§ **What is expected**: Show all lines holding the string "Year".
-- BEGIN Given entries --
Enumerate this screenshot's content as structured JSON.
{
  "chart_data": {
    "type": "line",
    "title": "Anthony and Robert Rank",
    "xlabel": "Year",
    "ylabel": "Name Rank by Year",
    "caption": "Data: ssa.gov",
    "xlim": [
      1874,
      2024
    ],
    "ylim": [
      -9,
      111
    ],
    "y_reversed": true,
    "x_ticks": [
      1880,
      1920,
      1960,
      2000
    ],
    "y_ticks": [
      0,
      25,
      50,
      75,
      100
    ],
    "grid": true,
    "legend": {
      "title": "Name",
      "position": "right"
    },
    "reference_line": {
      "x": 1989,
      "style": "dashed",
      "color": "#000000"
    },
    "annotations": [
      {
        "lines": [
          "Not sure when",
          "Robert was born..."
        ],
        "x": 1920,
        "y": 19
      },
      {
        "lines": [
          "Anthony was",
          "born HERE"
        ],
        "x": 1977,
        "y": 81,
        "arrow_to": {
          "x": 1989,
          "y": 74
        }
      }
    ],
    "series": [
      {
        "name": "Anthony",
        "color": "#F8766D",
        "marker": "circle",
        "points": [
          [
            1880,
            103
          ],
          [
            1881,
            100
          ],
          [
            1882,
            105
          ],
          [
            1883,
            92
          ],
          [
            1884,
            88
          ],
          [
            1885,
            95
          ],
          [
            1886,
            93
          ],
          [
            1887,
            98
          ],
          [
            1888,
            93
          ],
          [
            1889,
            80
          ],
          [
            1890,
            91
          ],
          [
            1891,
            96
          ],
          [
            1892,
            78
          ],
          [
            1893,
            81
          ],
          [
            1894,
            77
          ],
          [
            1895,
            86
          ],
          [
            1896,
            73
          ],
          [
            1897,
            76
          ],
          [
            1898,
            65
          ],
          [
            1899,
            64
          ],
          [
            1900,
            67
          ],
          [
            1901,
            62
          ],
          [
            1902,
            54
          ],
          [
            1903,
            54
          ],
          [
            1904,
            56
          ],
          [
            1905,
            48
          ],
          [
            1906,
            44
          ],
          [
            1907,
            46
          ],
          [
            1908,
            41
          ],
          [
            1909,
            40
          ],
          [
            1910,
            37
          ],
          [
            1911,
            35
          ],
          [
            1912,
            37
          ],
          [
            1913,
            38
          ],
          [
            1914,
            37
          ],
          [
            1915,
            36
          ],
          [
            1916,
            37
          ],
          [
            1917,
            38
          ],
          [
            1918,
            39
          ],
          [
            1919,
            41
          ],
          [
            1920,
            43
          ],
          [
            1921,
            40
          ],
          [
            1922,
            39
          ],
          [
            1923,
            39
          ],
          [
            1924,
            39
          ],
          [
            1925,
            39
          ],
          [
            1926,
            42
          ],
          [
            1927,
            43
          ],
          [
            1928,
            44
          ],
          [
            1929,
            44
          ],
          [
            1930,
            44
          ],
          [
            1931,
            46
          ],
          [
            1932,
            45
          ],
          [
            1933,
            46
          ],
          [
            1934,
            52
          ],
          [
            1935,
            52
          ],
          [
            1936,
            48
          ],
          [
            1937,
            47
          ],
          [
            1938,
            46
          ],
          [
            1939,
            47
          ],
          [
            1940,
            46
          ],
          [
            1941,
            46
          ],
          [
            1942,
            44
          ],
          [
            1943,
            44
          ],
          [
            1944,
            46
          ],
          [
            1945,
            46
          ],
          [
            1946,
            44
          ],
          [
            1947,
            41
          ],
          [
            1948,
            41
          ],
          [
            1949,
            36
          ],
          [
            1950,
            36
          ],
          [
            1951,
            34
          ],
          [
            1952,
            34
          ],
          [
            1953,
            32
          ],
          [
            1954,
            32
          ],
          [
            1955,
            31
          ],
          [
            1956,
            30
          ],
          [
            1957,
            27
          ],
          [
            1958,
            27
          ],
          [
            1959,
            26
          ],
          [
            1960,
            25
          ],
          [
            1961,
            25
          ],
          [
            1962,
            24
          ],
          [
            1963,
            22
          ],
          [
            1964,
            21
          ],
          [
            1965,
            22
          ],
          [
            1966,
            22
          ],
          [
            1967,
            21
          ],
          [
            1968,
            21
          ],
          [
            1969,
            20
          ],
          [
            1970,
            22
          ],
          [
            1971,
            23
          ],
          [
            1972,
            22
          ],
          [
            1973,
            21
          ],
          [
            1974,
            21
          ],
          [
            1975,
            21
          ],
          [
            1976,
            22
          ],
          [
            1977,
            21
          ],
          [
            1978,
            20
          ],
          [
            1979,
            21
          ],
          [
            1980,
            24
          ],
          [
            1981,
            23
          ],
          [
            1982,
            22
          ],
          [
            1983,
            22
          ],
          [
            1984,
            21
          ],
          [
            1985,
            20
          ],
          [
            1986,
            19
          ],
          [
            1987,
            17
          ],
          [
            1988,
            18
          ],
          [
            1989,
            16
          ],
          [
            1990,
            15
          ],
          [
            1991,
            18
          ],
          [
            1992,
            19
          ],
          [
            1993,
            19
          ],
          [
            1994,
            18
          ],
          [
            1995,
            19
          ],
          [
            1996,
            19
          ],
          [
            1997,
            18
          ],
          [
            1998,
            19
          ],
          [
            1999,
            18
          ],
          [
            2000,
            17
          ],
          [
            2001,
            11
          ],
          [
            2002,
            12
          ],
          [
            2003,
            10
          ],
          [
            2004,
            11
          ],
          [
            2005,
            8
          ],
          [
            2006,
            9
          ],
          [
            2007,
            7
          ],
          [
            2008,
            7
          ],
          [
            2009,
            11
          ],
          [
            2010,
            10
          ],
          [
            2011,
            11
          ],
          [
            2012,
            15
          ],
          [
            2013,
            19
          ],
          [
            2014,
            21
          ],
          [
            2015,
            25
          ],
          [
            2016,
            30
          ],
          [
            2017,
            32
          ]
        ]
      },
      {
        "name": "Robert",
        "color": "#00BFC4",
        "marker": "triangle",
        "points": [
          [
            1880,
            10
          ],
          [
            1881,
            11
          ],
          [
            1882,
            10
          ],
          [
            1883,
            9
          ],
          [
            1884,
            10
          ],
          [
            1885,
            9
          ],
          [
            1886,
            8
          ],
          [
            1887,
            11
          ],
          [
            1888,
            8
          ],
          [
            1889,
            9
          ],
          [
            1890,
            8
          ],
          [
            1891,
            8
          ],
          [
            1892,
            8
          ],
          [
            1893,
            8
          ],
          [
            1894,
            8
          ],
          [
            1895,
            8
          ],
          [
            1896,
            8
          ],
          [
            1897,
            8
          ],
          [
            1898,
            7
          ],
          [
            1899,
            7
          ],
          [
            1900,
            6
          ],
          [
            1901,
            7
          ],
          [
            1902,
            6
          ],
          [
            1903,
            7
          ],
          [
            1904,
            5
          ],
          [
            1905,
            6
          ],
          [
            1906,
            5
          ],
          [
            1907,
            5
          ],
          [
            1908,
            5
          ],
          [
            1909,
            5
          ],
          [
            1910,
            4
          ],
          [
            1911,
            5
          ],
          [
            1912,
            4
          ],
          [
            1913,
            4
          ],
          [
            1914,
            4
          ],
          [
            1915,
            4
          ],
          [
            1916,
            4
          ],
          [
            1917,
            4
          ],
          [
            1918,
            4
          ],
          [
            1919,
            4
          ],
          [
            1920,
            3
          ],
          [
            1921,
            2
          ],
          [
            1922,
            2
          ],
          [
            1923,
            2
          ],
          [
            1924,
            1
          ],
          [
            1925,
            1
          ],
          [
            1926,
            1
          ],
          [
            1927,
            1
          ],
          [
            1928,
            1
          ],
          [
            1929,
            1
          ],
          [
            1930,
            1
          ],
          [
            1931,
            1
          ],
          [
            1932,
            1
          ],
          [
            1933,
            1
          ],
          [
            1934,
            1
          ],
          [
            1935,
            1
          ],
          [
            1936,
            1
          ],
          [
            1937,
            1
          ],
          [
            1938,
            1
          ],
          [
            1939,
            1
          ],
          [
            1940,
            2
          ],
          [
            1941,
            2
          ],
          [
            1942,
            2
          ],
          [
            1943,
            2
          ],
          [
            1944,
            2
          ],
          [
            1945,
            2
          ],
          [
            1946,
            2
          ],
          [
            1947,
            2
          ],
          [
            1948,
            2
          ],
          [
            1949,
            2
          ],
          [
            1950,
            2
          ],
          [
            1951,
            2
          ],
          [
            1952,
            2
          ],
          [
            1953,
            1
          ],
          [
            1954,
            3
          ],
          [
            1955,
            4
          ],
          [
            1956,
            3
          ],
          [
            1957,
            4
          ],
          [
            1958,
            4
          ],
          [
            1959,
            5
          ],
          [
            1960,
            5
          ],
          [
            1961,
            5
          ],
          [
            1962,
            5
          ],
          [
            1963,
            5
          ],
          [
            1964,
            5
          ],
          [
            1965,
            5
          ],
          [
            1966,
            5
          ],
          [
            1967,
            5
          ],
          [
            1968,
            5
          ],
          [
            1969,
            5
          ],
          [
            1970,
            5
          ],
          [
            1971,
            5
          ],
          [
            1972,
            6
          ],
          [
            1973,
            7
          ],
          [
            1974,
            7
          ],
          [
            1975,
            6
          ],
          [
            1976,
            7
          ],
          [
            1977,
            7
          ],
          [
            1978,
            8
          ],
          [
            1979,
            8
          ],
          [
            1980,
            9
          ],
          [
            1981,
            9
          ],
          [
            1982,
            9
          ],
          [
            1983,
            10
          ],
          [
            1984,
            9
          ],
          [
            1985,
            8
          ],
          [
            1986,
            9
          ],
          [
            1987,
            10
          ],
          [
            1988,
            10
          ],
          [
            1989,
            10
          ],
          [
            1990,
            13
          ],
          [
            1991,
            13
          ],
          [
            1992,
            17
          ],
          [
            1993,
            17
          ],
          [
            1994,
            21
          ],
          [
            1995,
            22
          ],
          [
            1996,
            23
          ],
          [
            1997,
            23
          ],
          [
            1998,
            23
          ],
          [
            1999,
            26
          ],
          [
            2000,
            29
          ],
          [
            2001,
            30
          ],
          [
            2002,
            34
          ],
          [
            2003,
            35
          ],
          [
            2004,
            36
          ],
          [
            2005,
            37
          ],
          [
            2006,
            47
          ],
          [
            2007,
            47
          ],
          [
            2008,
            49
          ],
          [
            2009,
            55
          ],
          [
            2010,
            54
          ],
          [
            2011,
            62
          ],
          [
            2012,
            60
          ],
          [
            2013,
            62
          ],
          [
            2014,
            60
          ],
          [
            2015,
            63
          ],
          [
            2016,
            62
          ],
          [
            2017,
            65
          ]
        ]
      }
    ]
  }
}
-- END Given entries --
§ **Exercise output**:
    "xlabel": "Year",
    "ylabel": "Name Rank by Year",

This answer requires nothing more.